DESCRIPTION OF THE TASK » Would you retype the whole listing exactly, leaving its pictures out?

DATA TO USE »
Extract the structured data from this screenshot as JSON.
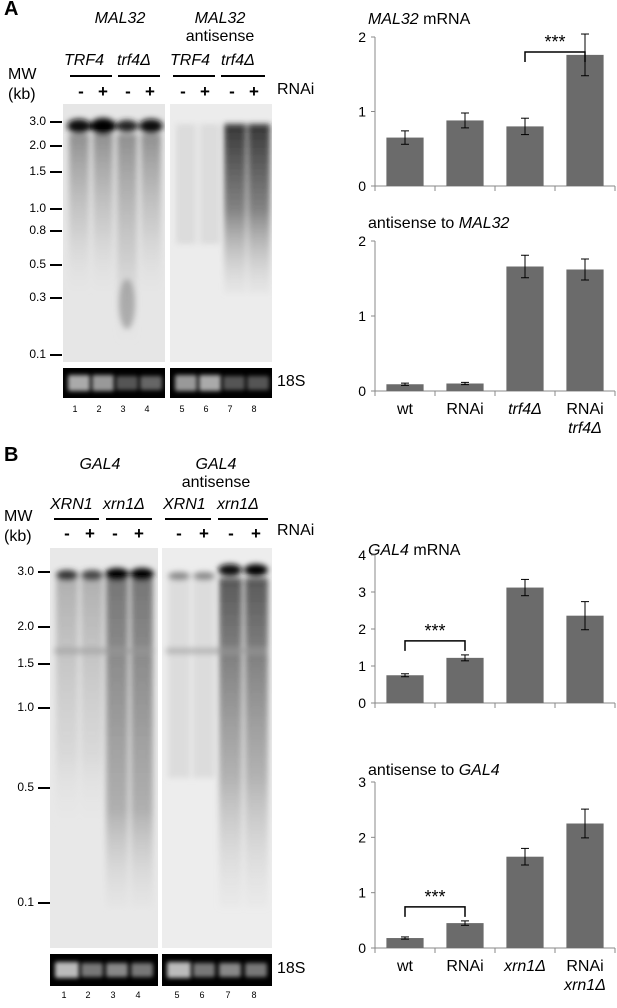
{
  "panelA": {
    "letter": "A",
    "title_left": "MAL32",
    "title_right_1": "MAL32",
    "title_right_2": "antisense",
    "genotypes": [
      "TRF4",
      "trf4Δ",
      "TRF4",
      "trf4Δ"
    ],
    "mw_label": "MW",
    "kb_label": "(kb)",
    "rnai_label": "RNAi",
    "minus": "-",
    "plus": "+",
    "mw_markers": [
      "3.0",
      "2.0",
      "1.5",
      "1.0",
      "0.8",
      "0.5",
      "0.3",
      "0.1"
    ],
    "loading_label": "18S",
    "lanes": [
      "1",
      "2",
      "3",
      "4",
      "5",
      "6",
      "7",
      "8"
    ]
  },
  "panelB": {
    "letter": "B",
    "title_left": "GAL4",
    "title_right_1": "GAL4",
    "title_right_2": "antisense",
    "genotypes": [
      "XRN1",
      "xrn1Δ",
      "XRN1",
      "xrn1Δ"
    ],
    "mw_label": "MW",
    "kb_label": "(kb)",
    "rnai_label": "RNAi",
    "minus": "-",
    "plus": "+",
    "mw_markers": [
      "3.0",
      "2.0",
      "1.5",
      "1.0",
      "0.5",
      "0.1"
    ],
    "loading_label": "18S",
    "lanes": [
      "1",
      "2",
      "3",
      "4",
      "5",
      "6",
      "7",
      "8"
    ]
  },
  "chart_data": [
    {
      "type": "bar",
      "title_italic": "MAL32",
      "title_rest": " mRNA",
      "categories": [
        "wt",
        "RNAi",
        "trf4Δ",
        "RNAi trf4Δ"
      ],
      "values": [
        0.65,
        0.88,
        0.8,
        1.76
      ],
      "errors": [
        0.09,
        0.1,
        0.11,
        0.28
      ],
      "ylim": [
        0,
        2
      ],
      "yticks": [
        "0",
        "1",
        "2"
      ],
      "significance": {
        "label": "***",
        "between": [
          2,
          3
        ]
      },
      "color": "#6b6b6b",
      "show_x_labels": false
    },
    {
      "type": "bar",
      "title_rest": "antisense to ",
      "title_italic": "MAL32",
      "categories": [
        "wt",
        "RNAi",
        "trf4Δ",
        "RNAi trf4Δ"
      ],
      "x_labels": [
        [
          "wt"
        ],
        [
          "RNAi"
        ],
        [
          "trf4Δ"
        ],
        [
          "RNAi",
          "trf4Δ"
        ]
      ],
      "values": [
        0.09,
        0.1,
        1.66,
        1.62
      ],
      "errors": [
        0.015,
        0.015,
        0.15,
        0.14
      ],
      "ylim": [
        0,
        2
      ],
      "yticks": [
        "0",
        "1",
        "2"
      ],
      "color": "#6b6b6b",
      "show_x_labels": true
    },
    {
      "type": "bar",
      "title_italic": "GAL4",
      "title_rest": " mRNA",
      "categories": [
        "wt",
        "RNAi",
        "xrn1Δ",
        "RNAi xrn1Δ"
      ],
      "values": [
        0.75,
        1.22,
        3.12,
        2.36
      ],
      "errors": [
        0.04,
        0.08,
        0.22,
        0.38
      ],
      "ylim": [
        0,
        4
      ],
      "yticks": [
        "0",
        "1",
        "2",
        "3",
        "4"
      ],
      "significance": {
        "label": "***",
        "between": [
          0,
          1
        ]
      },
      "color": "#6b6b6b",
      "show_x_labels": false
    },
    {
      "type": "bar",
      "title_rest": "antisense to ",
      "title_italic": "GAL4",
      "categories": [
        "wt",
        "RNAi",
        "xrn1Δ",
        "RNAi xrn1Δ"
      ],
      "x_labels": [
        [
          "wt"
        ],
        [
          "RNAi"
        ],
        [
          "xrn1Δ"
        ],
        [
          "RNAi",
          "xrn1Δ"
        ]
      ],
      "values": [
        0.18,
        0.45,
        1.65,
        2.25
      ],
      "errors": [
        0.02,
        0.04,
        0.15,
        0.26
      ],
      "ylim": [
        0,
        3
      ],
      "yticks": [
        "0",
        "1",
        "2",
        "3"
      ],
      "significance": {
        "label": "***",
        "between": [
          0,
          1
        ]
      },
      "color": "#6b6b6b",
      "show_x_labels": true
    }
  ]
}
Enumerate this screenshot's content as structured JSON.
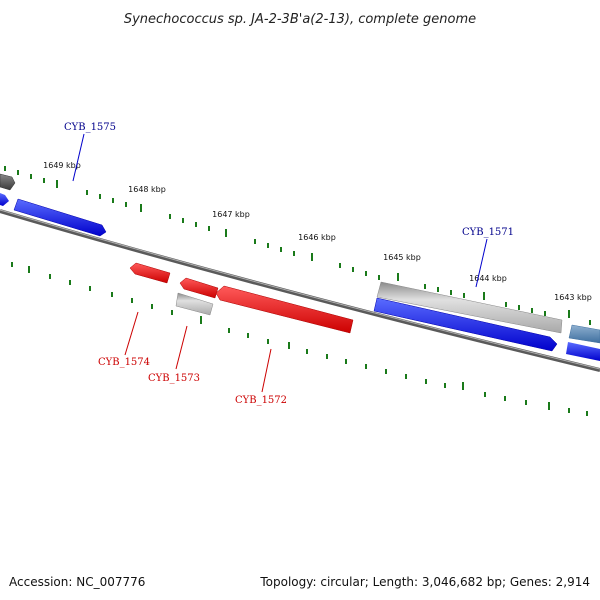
{
  "title": "Synechococcus sp. JA-2-3B'a(2-13), complete genome",
  "footer": {
    "accession": "Accession: NC_007776",
    "summary": "Topology: circular; Length: 3,046,682 bp; Genes: 2,914"
  },
  "ticks": [
    "1649 kbp",
    "1648 kbp",
    "1647 kbp",
    "1646 kbp",
    "1645 kbp",
    "1644 kbp",
    "1643 kbp"
  ],
  "genes": {
    "cyb_1575": "CYB_1575",
    "cyb_1571": "CYB_1571",
    "cyb_1574": "CYB_1574",
    "cyb_1573": "CYB_1573",
    "cyb_1572": "CYB_1572"
  },
  "colors": {
    "forward_cds": "#0000ee",
    "reverse_cds": "#ee0000",
    "other_feature": "#b0b0b0",
    "backbone": "#707070",
    "ticks": "#1a7a1a",
    "forward_label": "#00008b",
    "reverse_label": "#cc0000"
  }
}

COMPLETED EXERCISE »
Extract the structured data from this screenshot as JSON.
{
  "panelA": {
    "letter": "A",
    "title_left": "MAL32",
    "title_right_1": "MAL32",
    "title_right_2": "antisense",
    "genotypes": [
      "TRF4",
      "trf4Δ",
      "TRF4",
      "trf4Δ"
    ],
    "mw_label": "MW",
    "kb_label": "(kb)",
    "rnai_label": "RNAi",
    "minus": "-",
    "plus": "+",
    "mw_markers": [
      "3.0",
      "2.0",
      "1.5",
      "1.0",
      "0.8",
      "0.5",
      "0.3",
      "0.1"
    ],
    "loading_label": "18S",
    "lanes": [
      "1",
      "2",
      "3",
      "4",
      "5",
      "6",
      "7",
      "8"
    ]
  },
  "panelB": {
    "letter": "B",
    "title_left": "GAL4",
    "title_right_1": "GAL4",
    "title_right_2": "antisense",
    "genotypes": [
      "XRN1",
      "xrn1Δ",
      "XRN1",
      "xrn1Δ"
    ],
    "mw_label": "MW",
    "kb_label": "(kb)",
    "rnai_label": "RNAi",
    "minus": "-",
    "plus": "+",
    "mw_markers": [
      "3.0",
      "2.0",
      "1.5",
      "1.0",
      "0.5",
      "0.1"
    ],
    "loading_label": "18S",
    "lanes": [
      "1",
      "2",
      "3",
      "4",
      "5",
      "6",
      "7",
      "8"
    ]
  },
  "chart_data": [
    {
      "type": "bar",
      "title_italic": "MAL32",
      "title_rest": " mRNA",
      "categories": [
        "wt",
        "RNAi",
        "trf4Δ",
        "RNAi trf4Δ"
      ],
      "values": [
        0.65,
        0.88,
        0.8,
        1.76
      ],
      "errors": [
        0.09,
        0.1,
        0.11,
        0.28
      ],
      "ylim": [
        0,
        2
      ],
      "yticks": [
        "0",
        "1",
        "2"
      ],
      "significance": {
        "label": "***",
        "between": [
          2,
          3
        ]
      },
      "color": "#6b6b6b",
      "show_x_labels": false
    },
    {
      "type": "bar",
      "title_rest": "antisense to ",
      "title_italic": "MAL32",
      "categories": [
        "wt",
        "RNAi",
        "trf4Δ",
        "RNAi trf4Δ"
      ],
      "x_labels": [
        [
          "wt"
        ],
        [
          "RNAi"
        ],
        [
          "trf4Δ"
        ],
        [
          "RNAi",
          "trf4Δ"
        ]
      ],
      "values": [
        0.09,
        0.1,
        1.66,
        1.62
      ],
      "errors": [
        0.015,
        0.015,
        0.15,
        0.14
      ],
      "ylim": [
        0,
        2
      ],
      "yticks": [
        "0",
        "1",
        "2"
      ],
      "color": "#6b6b6b",
      "show_x_labels": true
    },
    {
      "type": "bar",
      "title_italic": "GAL4",
      "title_rest": " mRNA",
      "categories": [
        "wt",
        "RNAi",
        "xrn1Δ",
        "RNAi xrn1Δ"
      ],
      "values": [
        0.75,
        1.22,
        3.12,
        2.36
      ],
      "errors": [
        0.04,
        0.08,
        0.22,
        0.38
      ],
      "ylim": [
        0,
        4
      ],
      "yticks": [
        "0",
        "1",
        "2",
        "3",
        "4"
      ],
      "significance": {
        "label": "***",
        "between": [
          0,
          1
        ]
      },
      "color": "#6b6b6b",
      "show_x_labels": false
    },
    {
      "type": "bar",
      "title_rest": "antisense to ",
      "title_italic": "GAL4",
      "categories": [
        "wt",
        "RNAi",
        "xrn1Δ",
        "RNAi xrn1Δ"
      ],
      "x_labels": [
        [
          "wt"
        ],
        [
          "RNAi"
        ],
        [
          "xrn1Δ"
        ],
        [
          "RNAi",
          "xrn1Δ"
        ]
      ],
      "values": [
        0.18,
        0.45,
        1.65,
        2.25
      ],
      "errors": [
        0.02,
        0.04,
        0.15,
        0.26
      ],
      "ylim": [
        0,
        3
      ],
      "yticks": [
        "0",
        "1",
        "2",
        "3"
      ],
      "significance": {
        "label": "***",
        "between": [
          0,
          1
        ]
      },
      "color": "#6b6b6b",
      "show_x_labels": true
    }
  ]
}
Enumerate this screenshot's content as structured JSON.
{
  "title": "Synechococcus sp. JA-2-3B'a(2-13), complete genome",
  "footer": {
    "accession": "Accession: NC_007776",
    "summary": "Topology: circular; Length: 3,046,682 bp; Genes: 2,914"
  },
  "ticks": [
    "1649 kbp",
    "1648 kbp",
    "1647 kbp",
    "1646 kbp",
    "1645 kbp",
    "1644 kbp",
    "1643 kbp"
  ],
  "genes": {
    "cyb_1575": "CYB_1575",
    "cyb_1571": "CYB_1571",
    "cyb_1574": "CYB_1574",
    "cyb_1573": "CYB_1573",
    "cyb_1572": "CYB_1572"
  },
  "colors": {
    "forward_cds": "#0000ee",
    "reverse_cds": "#ee0000",
    "other_feature": "#b0b0b0",
    "backbone": "#707070",
    "ticks": "#1a7a1a",
    "forward_label": "#00008b",
    "reverse_label": "#cc0000"
  }
}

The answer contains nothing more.